▶ _Entries provided_:

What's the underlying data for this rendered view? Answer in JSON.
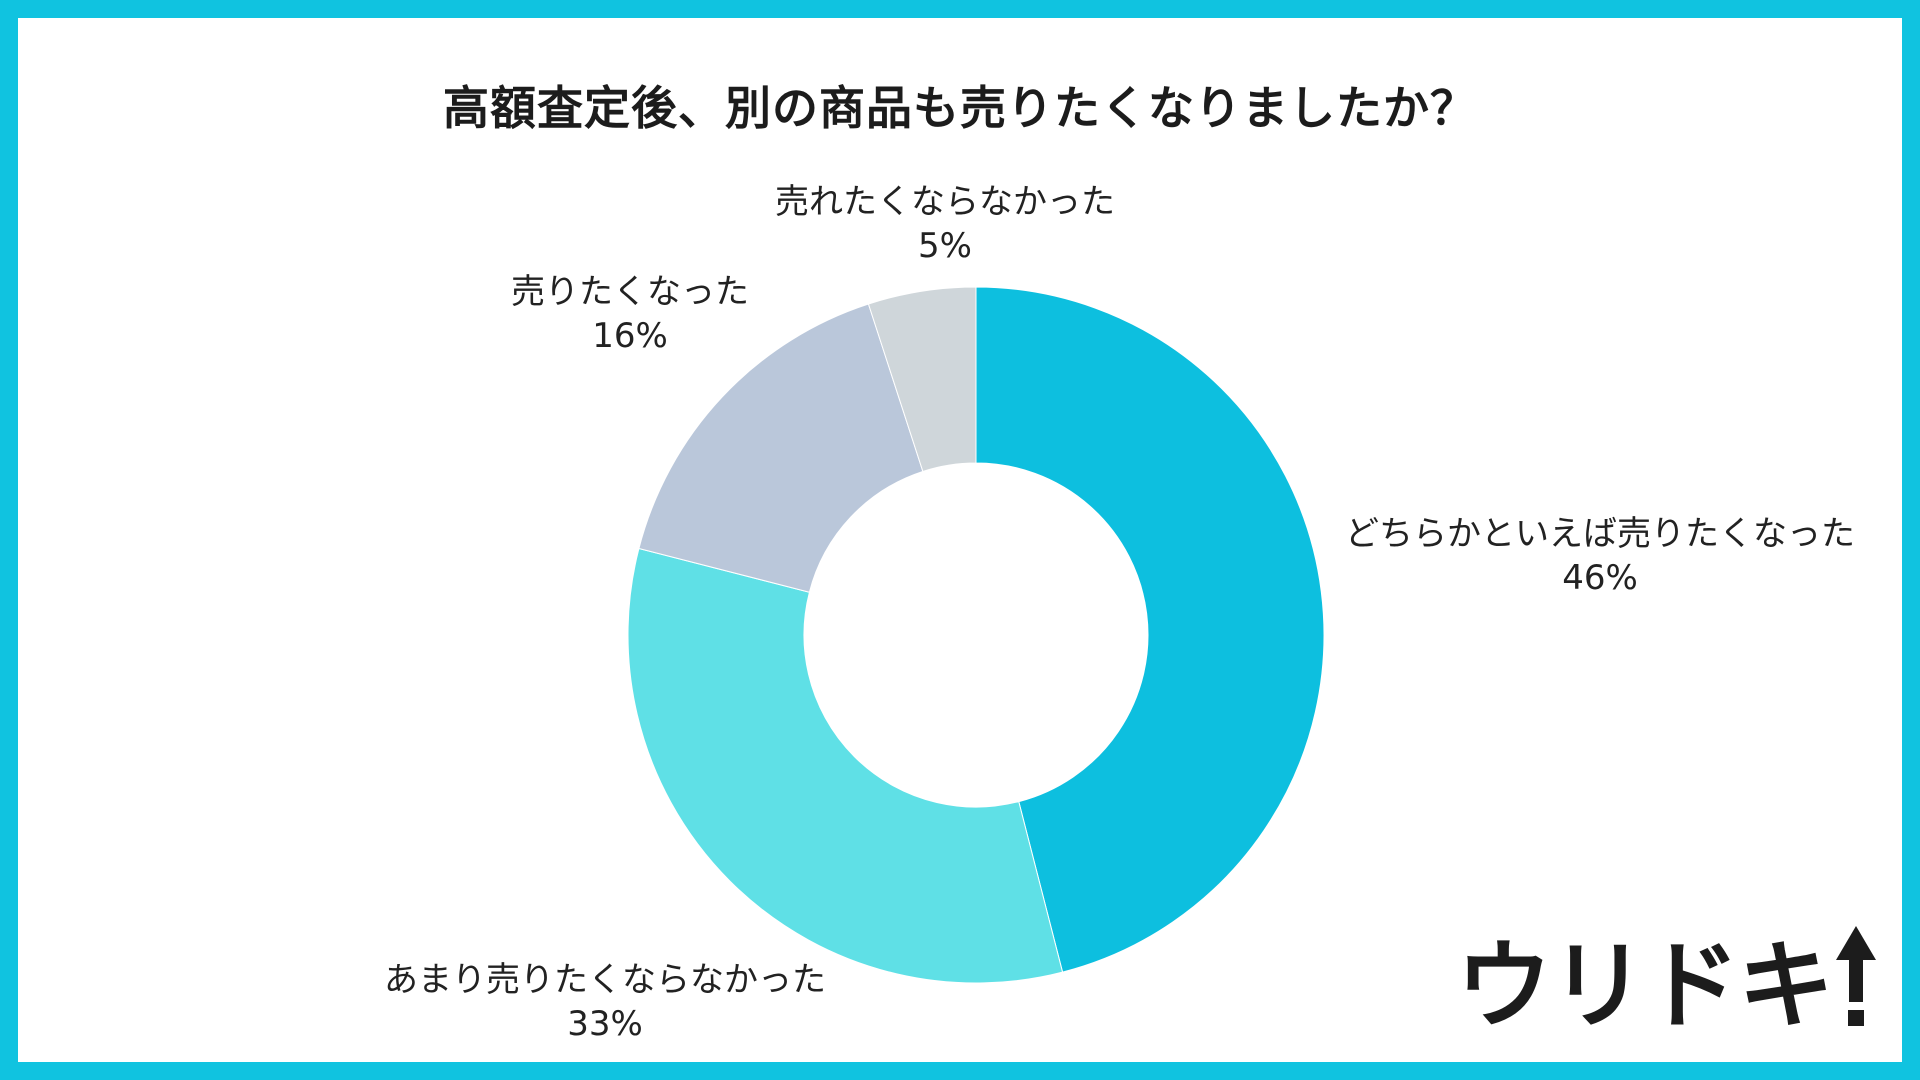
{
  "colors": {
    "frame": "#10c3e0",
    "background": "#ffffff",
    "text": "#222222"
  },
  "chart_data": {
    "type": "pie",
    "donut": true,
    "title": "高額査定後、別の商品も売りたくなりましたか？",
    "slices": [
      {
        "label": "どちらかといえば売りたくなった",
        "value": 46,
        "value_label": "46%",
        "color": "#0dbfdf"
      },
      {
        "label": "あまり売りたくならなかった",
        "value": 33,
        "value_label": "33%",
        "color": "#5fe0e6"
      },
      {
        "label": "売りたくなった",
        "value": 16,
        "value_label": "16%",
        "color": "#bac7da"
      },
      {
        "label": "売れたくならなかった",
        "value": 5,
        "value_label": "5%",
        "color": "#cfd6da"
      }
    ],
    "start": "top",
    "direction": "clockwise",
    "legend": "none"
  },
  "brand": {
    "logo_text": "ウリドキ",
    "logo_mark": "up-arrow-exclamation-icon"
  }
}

▶ _Exercise instructions_:
Pictures in the records above are left out; print everything else exactly as written.

▶ _Solution below_:
What's the underlying data for this rendered view? Answer in JSON.
{
  "colors": {
    "frame": "#10c3e0",
    "background": "#ffffff",
    "text": "#222222"
  },
  "chart_data": {
    "type": "pie",
    "donut": true,
    "title": "高額査定後、別の商品も売りたくなりましたか？",
    "slices": [
      {
        "label": "どちらかといえば売りたくなった",
        "value": 46,
        "value_label": "46%",
        "color": "#0dbfdf"
      },
      {
        "label": "あまり売りたくならなかった",
        "value": 33,
        "value_label": "33%",
        "color": "#5fe0e6"
      },
      {
        "label": "売りたくなった",
        "value": 16,
        "value_label": "16%",
        "color": "#bac7da"
      },
      {
        "label": "売れたくならなかった",
        "value": 5,
        "value_label": "5%",
        "color": "#cfd6da"
      }
    ],
    "start": "top",
    "direction": "clockwise",
    "legend": "none"
  },
  "brand": {
    "logo_text": "ウリドキ",
    "logo_mark": "up-arrow-exclamation-icon"
  }
}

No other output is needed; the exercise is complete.